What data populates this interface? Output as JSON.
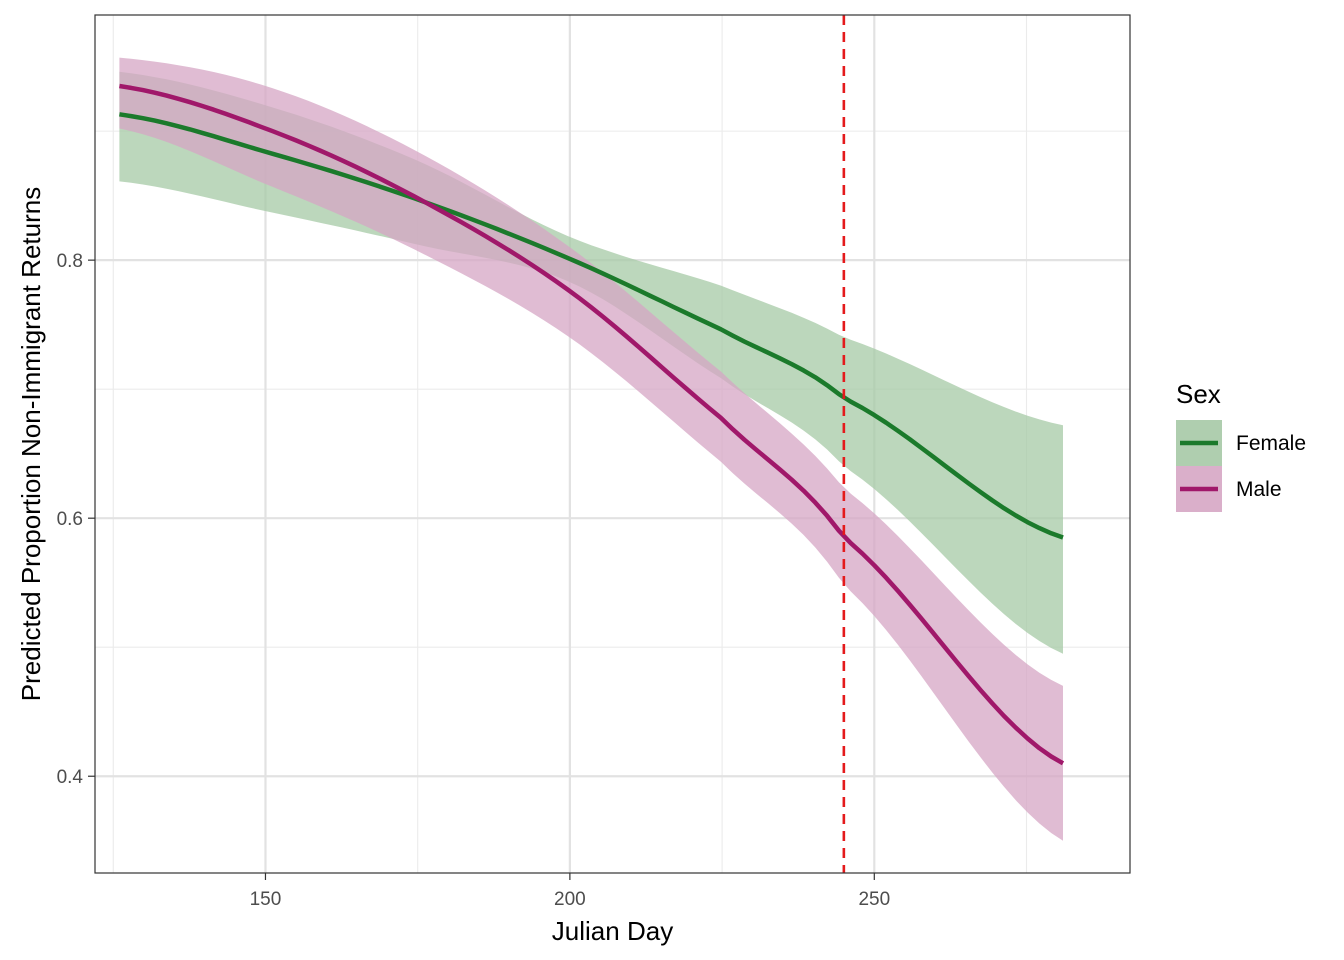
{
  "chart_data": {
    "type": "line",
    "title": "",
    "xlabel": "Julian Day",
    "ylabel": "Predicted Proportion Non-Immigrant Returns",
    "xlim": [
      122,
      292
    ],
    "ylim": [
      0.325,
      0.99
    ],
    "x_ticks_major": [
      150,
      200,
      250
    ],
    "x_ticks_minor": [
      125,
      175,
      225,
      275
    ],
    "y_ticks_major": [
      0.4,
      0.6,
      0.8
    ],
    "y_ticks_major_labels": [
      "0.4",
      "0.6",
      "0.8"
    ],
    "y_ticks_minor": [
      0.5,
      0.7,
      0.9
    ],
    "grid": true,
    "legend": {
      "title": "Sex",
      "position": "right"
    },
    "vline": {
      "x": 245,
      "color": "#e41a1c",
      "style": "dashed"
    },
    "series": [
      {
        "name": "Female",
        "color": "#1b7a2b",
        "band_color": "#a6c9a6",
        "x": [
          126,
          150,
          175,
          200,
          225,
          245,
          281
        ],
        "values": [
          0.913,
          0.884,
          0.847,
          0.801,
          0.746,
          0.693,
          0.585
        ],
        "lower": [
          0.861,
          0.838,
          0.812,
          0.783,
          0.708,
          0.64,
          0.495
        ],
        "upper": [
          0.946,
          0.92,
          0.877,
          0.818,
          0.78,
          0.74,
          0.672
        ]
      },
      {
        "name": "Male",
        "color": "#a0186a",
        "band_color": "#d6a6c4",
        "x": [
          126,
          150,
          175,
          200,
          225,
          245,
          281
        ],
        "values": [
          0.935,
          0.902,
          0.848,
          0.776,
          0.677,
          0.585,
          0.41
        ],
        "lower": [
          0.902,
          0.859,
          0.807,
          0.74,
          0.643,
          0.548,
          0.35
        ],
        "upper": [
          0.957,
          0.935,
          0.884,
          0.81,
          0.713,
          0.623,
          0.47
        ]
      }
    ]
  }
}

● What this task involves
Reproduce the records verbatim, omitting all images they contain.

● Exercise output
What data populates this interface? Output as JSON.
{
  "chart_data": {
    "type": "line",
    "title": "",
    "xlabel": "Julian Day",
    "ylabel": "Predicted Proportion Non-Immigrant Returns",
    "xlim": [
      122,
      292
    ],
    "ylim": [
      0.325,
      0.99
    ],
    "x_ticks_major": [
      150,
      200,
      250
    ],
    "x_ticks_minor": [
      125,
      175,
      225,
      275
    ],
    "y_ticks_major": [
      0.4,
      0.6,
      0.8
    ],
    "y_ticks_major_labels": [
      "0.4",
      "0.6",
      "0.8"
    ],
    "y_ticks_minor": [
      0.5,
      0.7,
      0.9
    ],
    "grid": true,
    "legend": {
      "title": "Sex",
      "position": "right"
    },
    "vline": {
      "x": 245,
      "color": "#e41a1c",
      "style": "dashed"
    },
    "series": [
      {
        "name": "Female",
        "color": "#1b7a2b",
        "band_color": "#a6c9a6",
        "x": [
          126,
          150,
          175,
          200,
          225,
          245,
          281
        ],
        "values": [
          0.913,
          0.884,
          0.847,
          0.801,
          0.746,
          0.693,
          0.585
        ],
        "lower": [
          0.861,
          0.838,
          0.812,
          0.783,
          0.708,
          0.64,
          0.495
        ],
        "upper": [
          0.946,
          0.92,
          0.877,
          0.818,
          0.78,
          0.74,
          0.672
        ]
      },
      {
        "name": "Male",
        "color": "#a0186a",
        "band_color": "#d6a6c4",
        "x": [
          126,
          150,
          175,
          200,
          225,
          245,
          281
        ],
        "values": [
          0.935,
          0.902,
          0.848,
          0.776,
          0.677,
          0.585,
          0.41
        ],
        "lower": [
          0.902,
          0.859,
          0.807,
          0.74,
          0.643,
          0.548,
          0.35
        ],
        "upper": [
          0.957,
          0.935,
          0.884,
          0.81,
          0.713,
          0.623,
          0.47
        ]
      }
    ]
  }
}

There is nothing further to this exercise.